* SET EXERCISE: Search the data for the word "this" and copy every line where it occurs.

───── RECORDS FOR THE EXERCISE

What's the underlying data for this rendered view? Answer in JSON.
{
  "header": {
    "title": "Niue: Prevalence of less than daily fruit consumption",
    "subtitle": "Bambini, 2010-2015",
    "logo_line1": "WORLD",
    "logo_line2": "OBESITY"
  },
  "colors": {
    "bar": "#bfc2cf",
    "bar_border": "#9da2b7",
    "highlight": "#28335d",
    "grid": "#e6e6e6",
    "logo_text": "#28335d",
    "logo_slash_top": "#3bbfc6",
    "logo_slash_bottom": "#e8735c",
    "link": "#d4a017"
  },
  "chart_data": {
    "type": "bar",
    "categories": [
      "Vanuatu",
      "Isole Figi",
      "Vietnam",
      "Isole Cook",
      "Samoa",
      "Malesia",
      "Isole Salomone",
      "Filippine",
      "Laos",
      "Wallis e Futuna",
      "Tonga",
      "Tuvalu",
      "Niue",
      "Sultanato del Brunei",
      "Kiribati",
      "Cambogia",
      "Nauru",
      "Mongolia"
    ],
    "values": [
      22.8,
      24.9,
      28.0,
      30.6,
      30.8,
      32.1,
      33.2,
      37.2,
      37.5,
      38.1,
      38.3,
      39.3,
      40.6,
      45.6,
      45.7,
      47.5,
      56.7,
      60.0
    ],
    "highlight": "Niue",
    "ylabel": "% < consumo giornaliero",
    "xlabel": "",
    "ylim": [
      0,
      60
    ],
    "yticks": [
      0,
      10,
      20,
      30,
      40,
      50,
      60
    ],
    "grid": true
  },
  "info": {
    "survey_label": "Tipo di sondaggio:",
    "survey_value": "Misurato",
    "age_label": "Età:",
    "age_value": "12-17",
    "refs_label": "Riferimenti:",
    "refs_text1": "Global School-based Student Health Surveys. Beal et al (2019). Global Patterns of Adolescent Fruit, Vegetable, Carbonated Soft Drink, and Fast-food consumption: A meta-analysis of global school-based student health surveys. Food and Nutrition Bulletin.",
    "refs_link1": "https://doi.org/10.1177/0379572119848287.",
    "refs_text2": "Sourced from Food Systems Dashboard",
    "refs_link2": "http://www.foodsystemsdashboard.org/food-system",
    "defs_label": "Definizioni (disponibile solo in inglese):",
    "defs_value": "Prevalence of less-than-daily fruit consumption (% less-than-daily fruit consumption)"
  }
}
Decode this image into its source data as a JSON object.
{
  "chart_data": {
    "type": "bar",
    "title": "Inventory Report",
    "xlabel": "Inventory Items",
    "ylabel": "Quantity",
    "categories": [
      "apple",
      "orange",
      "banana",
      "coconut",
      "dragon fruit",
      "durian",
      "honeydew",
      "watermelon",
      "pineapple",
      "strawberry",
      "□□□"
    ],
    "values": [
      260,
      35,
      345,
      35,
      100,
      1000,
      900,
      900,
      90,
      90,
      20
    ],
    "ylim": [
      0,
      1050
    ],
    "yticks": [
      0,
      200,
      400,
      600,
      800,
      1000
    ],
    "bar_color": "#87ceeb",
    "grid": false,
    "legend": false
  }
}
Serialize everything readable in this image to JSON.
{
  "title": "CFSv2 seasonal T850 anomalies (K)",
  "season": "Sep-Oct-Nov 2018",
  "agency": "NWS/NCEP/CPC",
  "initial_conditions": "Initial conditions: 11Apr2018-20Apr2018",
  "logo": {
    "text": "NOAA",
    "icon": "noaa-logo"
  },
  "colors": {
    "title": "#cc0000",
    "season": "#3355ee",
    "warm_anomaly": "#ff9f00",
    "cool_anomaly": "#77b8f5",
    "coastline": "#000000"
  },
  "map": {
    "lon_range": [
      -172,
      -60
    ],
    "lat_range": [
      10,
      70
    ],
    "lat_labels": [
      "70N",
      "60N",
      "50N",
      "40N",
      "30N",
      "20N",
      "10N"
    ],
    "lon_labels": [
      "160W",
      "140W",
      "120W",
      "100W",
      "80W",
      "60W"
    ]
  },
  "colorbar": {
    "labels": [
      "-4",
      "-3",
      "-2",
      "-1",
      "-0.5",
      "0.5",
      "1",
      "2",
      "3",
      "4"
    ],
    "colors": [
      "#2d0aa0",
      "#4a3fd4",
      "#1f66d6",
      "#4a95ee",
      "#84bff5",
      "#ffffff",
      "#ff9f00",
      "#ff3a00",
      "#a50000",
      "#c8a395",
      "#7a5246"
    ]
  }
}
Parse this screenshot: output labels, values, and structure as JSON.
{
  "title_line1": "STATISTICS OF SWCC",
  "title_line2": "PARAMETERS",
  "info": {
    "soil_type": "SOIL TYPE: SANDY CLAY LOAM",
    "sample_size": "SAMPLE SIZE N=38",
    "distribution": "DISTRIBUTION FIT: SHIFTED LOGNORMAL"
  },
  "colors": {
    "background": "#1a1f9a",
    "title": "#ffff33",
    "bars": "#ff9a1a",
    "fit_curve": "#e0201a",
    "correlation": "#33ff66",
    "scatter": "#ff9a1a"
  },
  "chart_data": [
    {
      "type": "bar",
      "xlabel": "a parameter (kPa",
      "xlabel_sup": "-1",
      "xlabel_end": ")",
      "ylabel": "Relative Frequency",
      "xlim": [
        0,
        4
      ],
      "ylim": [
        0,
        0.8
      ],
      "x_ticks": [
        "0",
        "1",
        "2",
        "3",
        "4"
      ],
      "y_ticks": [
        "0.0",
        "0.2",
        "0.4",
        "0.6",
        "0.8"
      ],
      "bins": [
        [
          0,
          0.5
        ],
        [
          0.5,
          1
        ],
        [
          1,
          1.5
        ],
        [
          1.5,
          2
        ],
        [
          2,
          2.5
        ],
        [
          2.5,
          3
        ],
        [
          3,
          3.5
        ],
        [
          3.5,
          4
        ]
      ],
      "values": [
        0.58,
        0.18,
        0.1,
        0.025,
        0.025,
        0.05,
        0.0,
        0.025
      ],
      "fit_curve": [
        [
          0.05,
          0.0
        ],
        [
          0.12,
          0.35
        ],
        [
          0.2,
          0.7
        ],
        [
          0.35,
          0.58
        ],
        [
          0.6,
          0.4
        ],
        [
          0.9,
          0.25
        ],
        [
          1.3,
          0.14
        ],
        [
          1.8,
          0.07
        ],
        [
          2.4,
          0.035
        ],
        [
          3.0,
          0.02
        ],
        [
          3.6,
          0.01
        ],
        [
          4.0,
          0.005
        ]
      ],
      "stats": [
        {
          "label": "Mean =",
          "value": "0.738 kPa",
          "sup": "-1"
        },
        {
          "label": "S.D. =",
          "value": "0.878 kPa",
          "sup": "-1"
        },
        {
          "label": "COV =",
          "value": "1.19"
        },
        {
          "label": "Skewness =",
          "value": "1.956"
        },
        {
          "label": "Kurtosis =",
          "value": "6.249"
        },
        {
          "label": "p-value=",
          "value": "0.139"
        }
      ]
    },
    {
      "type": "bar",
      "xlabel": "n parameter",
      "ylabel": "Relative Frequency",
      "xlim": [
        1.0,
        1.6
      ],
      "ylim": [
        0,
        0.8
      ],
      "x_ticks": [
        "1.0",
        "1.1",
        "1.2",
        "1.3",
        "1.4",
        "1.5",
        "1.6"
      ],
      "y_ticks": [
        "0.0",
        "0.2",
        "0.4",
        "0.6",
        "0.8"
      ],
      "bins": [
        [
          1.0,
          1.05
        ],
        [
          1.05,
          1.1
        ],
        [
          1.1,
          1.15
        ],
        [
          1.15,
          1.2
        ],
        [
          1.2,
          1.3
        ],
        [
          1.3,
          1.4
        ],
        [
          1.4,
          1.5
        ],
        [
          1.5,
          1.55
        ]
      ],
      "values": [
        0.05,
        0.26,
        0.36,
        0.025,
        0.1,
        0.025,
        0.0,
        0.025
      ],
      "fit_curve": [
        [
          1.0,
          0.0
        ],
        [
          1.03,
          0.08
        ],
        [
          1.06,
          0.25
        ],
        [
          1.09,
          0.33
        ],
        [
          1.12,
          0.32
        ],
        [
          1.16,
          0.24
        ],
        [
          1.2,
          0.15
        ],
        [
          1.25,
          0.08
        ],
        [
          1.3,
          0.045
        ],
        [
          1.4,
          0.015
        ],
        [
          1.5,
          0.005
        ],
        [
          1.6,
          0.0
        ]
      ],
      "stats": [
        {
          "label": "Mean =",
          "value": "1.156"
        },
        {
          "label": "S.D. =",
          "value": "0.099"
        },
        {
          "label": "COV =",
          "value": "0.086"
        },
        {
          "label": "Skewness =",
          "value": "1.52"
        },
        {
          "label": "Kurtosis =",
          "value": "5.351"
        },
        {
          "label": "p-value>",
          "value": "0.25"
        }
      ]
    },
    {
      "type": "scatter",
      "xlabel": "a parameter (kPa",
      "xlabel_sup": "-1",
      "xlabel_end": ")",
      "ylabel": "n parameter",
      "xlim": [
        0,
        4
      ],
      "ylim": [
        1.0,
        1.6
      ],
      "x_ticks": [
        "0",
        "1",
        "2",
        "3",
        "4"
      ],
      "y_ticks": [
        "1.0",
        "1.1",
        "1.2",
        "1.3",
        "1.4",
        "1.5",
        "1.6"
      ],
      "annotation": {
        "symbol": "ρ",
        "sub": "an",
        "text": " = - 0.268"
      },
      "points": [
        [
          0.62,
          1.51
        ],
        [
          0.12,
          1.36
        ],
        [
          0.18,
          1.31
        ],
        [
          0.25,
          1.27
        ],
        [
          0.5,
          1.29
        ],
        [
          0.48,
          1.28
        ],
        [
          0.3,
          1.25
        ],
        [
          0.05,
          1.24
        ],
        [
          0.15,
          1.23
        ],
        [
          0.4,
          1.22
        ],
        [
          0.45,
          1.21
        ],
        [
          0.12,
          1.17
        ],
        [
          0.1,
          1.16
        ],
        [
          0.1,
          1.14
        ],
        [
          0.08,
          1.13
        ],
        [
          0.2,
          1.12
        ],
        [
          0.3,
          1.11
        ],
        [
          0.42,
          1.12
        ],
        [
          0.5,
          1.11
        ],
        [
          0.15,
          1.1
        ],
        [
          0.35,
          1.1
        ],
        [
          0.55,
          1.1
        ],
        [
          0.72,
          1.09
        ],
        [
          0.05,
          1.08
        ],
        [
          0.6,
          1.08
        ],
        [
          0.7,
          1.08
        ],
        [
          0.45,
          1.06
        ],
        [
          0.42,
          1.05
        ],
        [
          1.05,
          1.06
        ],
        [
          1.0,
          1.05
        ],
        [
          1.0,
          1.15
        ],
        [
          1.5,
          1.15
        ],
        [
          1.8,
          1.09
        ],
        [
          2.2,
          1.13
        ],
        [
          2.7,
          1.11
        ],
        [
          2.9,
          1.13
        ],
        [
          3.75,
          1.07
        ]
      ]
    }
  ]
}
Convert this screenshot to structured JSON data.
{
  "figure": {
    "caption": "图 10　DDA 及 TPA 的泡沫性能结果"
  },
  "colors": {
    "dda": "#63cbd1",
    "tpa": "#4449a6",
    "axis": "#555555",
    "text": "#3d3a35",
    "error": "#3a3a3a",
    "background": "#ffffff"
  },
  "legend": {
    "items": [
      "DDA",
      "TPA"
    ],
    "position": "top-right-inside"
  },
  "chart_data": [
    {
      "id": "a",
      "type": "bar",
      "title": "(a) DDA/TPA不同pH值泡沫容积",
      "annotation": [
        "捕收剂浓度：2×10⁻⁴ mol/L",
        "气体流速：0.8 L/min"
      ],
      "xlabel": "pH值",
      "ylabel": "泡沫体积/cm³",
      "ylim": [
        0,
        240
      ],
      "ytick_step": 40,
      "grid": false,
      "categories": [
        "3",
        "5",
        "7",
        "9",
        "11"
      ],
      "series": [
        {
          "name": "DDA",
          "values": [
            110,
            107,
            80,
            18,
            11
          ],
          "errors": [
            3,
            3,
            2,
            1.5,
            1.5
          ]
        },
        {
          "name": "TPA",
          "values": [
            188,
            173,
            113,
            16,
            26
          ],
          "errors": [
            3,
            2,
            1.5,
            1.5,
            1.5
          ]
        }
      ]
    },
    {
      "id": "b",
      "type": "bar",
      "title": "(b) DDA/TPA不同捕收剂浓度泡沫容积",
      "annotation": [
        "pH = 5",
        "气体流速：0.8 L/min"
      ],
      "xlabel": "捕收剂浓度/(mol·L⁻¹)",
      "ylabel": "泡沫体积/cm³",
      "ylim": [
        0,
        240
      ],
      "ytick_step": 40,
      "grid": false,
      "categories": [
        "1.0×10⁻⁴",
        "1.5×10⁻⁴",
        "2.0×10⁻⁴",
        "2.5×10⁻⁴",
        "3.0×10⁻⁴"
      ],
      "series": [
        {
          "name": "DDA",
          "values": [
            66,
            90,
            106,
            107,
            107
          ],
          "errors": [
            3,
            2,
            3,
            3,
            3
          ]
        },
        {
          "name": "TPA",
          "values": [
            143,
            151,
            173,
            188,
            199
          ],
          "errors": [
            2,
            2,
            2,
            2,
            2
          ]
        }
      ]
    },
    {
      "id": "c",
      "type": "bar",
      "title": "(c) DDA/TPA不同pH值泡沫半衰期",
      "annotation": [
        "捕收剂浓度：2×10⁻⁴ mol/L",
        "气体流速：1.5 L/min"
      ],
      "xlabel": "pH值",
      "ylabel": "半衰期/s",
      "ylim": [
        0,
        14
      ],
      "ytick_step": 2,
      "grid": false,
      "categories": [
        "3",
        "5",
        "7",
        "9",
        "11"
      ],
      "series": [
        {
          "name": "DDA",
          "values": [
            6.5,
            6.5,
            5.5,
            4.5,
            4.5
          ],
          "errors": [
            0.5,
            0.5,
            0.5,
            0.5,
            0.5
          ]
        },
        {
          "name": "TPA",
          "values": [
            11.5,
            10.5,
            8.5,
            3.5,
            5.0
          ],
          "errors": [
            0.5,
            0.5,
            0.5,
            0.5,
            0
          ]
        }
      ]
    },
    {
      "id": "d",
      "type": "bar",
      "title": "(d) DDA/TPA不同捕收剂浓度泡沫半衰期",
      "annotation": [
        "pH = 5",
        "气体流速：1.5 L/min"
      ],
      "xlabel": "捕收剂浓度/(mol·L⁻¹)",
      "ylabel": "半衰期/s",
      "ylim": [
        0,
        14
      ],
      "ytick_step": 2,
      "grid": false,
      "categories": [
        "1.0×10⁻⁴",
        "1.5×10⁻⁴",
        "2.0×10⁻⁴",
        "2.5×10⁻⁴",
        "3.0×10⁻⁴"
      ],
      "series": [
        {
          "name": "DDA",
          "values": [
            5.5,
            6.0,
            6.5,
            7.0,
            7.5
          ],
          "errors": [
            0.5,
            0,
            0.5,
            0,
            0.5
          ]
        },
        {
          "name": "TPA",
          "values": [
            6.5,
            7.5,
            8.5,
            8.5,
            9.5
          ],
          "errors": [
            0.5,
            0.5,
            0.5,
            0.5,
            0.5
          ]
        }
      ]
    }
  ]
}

──────────

* CORRECT OUTPUT:
What's the underlying data for this rendered view? Answer in JSON.
Decode this image into its source data as a JSON object.
Serialize everything readable in this image to JSON.
Parse this screenshot: output labels, values, and structure as JSON.
Convert this screenshot to structured JSON data.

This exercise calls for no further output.